> [SHORT PROBLEM 1]: Please rewrite the records from the start up to and including the line with "adaptive-intelligence-text: Adaptive intelligence", replacing "expand-icon" with "toggle-icon" and leaving everything else unchanged.
## begin TEXT SEGMENT
Which MTG Color Am I? All Colours and Guilds in Magic Explained

Let's dive into the colour wheel of Magic: The Gathering, what each colour represents, and which guild you'd belong to!

Magic: The Gathering has a special resource system, where you include your resource cards within your deck, as they are a part of what you draw during the game. Those resources are in the form of Lands, and they can produce mana of specific colours, of which Magic has five: blue, black, red, green, and white.

While this is crucial in the context of casting spells, the colours of MTG are much more than just different shades for the sake of complicating playing your cards. On the contrary, each colour carries with it a unique set of characteristics to the point that if you showed someone the cost of a card, they could very well narrow down what the card can or cannot do.

In today's piece, I want to delve into the world of what colours in Magic do, what playstyles they promote, and what cards they are typically associated with, alongside with key two-colour pairs that are used across every format of MTG.

 

The Colour Wheel

colour wheel

As I said previously, Magic has five colours of mana: blue, black, red, green, and white. Each of those colours has its own characteristics, identity, and flavour. This is a crucial part of MTG as a game and its success over the years. A simple resource system turned into a feeling of belonging. If you've ever conversed with a Magic player, statements like 'she loves blue' or 'he's more of a red player' are a daily occurrence - and that's for a good reason! Each colour promotes specific gameplay and strategies that some players tend to enjoy more than others.

Magic design is trying to adhere to those characteristics set by set but sometimes a card is released that doesn't seem to work within our conceptions of the colours of MTG - such a phenomenon we'd call a colour pie break. It's pretty rare, but sometimes if done often enough in the same way it expands the original identity of a colour. I will delve deeper into each individual colour later, but just to give an example now.

Feed the Swarm is a black card that:

  • destroys a creature
  • destroys an enchantment
  • loses you life

Two out of three are perfectly in line with what you'd expect Black to do but...the middle effect is very out of character. Black, for all intents and purposes, cannot deal with the enchantment card type - and yet here we are. This is still considered just a pie break, as black hasn't (yet?) gained the identity of being able to remove enchantments.

It wouldn't be realistic to only use single colours to describe the decks people play, as it's rare to actually see mono coloured strategies. The vast majority of decks throughout Magic's history have been two colours - combining the characteristics of both. When original Ravnica was released in 2005, it got solidified much more strongly into specific naming conventions of those two-colour pairs we have since called Guilds.

While you could shorthand the identities of each guild as a combination of the characteristics of the colours that make it up, because of Ravnica, we have very specific associations of what specifically those Guilds represent - which you will often see manifested in products such as Commander Preconstructed decks that feature a given colour pair.

That said, let's get into those aforementioned characteristics!

 

The Colours of Magic

Blue

Blue is the colour of knowledge, curiosity, and intelligence. It acts with intent, methodologically, trying to work out solutions to difficult problems.
## end TEXT SEGMENT
> [SHORT PROBLEM 2]:
For each statement below, say yes or no according to the article on Magic colors, and quote the words that decide it.
(a) Magic has five colors of mana.
(b) The original Ravnica came out in 2005.
(c) Feed the Swarm is a red card.
## begin DATASET CONTENT
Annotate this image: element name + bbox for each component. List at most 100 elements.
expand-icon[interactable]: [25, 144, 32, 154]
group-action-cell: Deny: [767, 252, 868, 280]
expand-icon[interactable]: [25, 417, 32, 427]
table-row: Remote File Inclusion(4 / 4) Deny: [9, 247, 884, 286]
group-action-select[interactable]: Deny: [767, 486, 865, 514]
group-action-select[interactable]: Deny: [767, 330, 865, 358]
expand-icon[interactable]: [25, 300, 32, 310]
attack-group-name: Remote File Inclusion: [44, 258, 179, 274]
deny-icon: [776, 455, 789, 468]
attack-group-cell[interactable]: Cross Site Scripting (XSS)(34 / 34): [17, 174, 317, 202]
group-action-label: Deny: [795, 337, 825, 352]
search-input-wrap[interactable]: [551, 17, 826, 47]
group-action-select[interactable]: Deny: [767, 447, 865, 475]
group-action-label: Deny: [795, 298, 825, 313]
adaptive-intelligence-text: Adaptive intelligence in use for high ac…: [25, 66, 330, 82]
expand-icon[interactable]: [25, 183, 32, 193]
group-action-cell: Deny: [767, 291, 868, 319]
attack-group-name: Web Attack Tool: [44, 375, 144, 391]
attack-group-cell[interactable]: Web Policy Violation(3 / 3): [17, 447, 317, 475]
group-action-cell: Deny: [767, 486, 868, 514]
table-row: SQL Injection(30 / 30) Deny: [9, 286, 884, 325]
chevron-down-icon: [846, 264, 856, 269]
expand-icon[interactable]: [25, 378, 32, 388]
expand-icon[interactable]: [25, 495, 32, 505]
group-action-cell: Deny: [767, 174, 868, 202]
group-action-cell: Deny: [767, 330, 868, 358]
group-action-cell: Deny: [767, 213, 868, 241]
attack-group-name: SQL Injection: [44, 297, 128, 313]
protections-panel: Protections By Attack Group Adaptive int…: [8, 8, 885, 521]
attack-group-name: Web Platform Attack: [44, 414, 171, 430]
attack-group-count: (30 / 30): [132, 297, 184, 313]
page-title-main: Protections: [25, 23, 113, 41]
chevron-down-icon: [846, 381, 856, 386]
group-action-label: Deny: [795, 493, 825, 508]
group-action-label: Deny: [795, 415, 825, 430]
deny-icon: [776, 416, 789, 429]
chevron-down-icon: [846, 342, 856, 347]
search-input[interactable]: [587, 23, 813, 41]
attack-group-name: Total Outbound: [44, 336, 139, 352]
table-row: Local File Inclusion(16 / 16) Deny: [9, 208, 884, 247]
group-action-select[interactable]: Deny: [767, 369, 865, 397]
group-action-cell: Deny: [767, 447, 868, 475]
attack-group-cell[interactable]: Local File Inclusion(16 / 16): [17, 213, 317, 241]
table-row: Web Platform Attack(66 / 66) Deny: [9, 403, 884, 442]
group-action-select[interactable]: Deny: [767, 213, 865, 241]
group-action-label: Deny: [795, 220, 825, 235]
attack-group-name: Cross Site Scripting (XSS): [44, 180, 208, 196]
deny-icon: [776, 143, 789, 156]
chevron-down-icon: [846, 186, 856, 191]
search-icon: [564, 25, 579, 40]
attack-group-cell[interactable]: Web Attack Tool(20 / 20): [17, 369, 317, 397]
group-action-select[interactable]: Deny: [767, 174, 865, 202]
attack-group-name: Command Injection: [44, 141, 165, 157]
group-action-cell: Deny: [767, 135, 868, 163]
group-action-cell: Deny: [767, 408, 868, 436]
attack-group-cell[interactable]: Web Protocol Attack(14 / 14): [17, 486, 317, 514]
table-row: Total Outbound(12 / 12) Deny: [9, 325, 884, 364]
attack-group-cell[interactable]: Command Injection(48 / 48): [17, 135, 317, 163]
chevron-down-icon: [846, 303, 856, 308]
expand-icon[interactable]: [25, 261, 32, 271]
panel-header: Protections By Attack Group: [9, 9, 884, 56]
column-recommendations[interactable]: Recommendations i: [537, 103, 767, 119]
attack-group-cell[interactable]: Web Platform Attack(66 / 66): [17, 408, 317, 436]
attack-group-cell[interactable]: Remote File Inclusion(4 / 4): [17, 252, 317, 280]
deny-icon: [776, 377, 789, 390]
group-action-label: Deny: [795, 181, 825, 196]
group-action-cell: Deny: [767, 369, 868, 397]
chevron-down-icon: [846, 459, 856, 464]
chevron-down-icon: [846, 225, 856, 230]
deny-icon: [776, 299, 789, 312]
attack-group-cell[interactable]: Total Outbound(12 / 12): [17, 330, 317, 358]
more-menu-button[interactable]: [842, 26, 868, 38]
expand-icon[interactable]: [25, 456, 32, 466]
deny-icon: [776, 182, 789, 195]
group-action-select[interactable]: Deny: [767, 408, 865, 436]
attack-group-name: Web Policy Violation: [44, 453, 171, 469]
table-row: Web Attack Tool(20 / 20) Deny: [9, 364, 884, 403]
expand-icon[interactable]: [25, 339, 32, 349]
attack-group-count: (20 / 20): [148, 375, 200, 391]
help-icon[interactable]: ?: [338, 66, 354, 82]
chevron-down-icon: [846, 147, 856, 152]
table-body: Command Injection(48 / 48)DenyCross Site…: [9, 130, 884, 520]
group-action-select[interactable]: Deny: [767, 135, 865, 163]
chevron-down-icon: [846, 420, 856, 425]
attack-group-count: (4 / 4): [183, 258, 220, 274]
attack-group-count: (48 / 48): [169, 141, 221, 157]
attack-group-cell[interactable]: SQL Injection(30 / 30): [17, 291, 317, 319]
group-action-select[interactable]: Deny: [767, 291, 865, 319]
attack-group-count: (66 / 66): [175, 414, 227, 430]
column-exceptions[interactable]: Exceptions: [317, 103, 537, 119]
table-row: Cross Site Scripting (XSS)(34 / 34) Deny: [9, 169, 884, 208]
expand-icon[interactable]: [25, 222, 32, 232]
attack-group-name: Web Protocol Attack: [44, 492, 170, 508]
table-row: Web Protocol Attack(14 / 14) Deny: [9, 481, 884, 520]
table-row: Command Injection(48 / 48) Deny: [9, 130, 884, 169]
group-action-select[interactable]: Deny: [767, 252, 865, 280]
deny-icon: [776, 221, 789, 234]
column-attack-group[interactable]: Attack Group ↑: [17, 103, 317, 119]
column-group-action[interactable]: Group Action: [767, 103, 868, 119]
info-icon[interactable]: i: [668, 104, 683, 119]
## end DATASET CONTENT
> [COMPLETE ANSWER 1]:
Annotate this image: element name + bbox for each component. List at most 100 elements.
toggle-icon[interactable]: [25, 144, 32, 154]
group-action-cell: Deny: [767, 252, 868, 280]
toggle-icon[interactable]: [25, 417, 32, 427]
table-row: Remote File Inclusion(4 / 4) Deny: [9, 247, 884, 286]
group-action-select[interactable]: Deny: [767, 486, 865, 514]
group-action-select[interactable]: Deny: [767, 330, 865, 358]
toggle-icon[interactable]: [25, 300, 32, 310]
attack-group-name: Remote File Inclusion: [44, 258, 179, 274]
deny-icon: [776, 455, 789, 468]
attack-group-cell[interactable]: Cross Site Scripting (XSS)(34 / 34): [17, 174, 317, 202]
group-action-label: Deny: [795, 337, 825, 352]
search-input-wrap[interactable]: [551, 17, 826, 47]
group-action-select[interactable]: Deny: [767, 447, 865, 475]
group-action-label: Deny: [795, 298, 825, 313]
adaptive-intelligence-text: Adaptive intelligence in use for high ac…: [25, 66, 330, 82]

> [COMPLETE ANSWER 2]:
(a) Yes: "of which Magic has five: blue, black, red, green, and white."
(b) Yes: "When original Ravnica was released in 2005"
(c) No: "Feed the Swarm is a black card that:"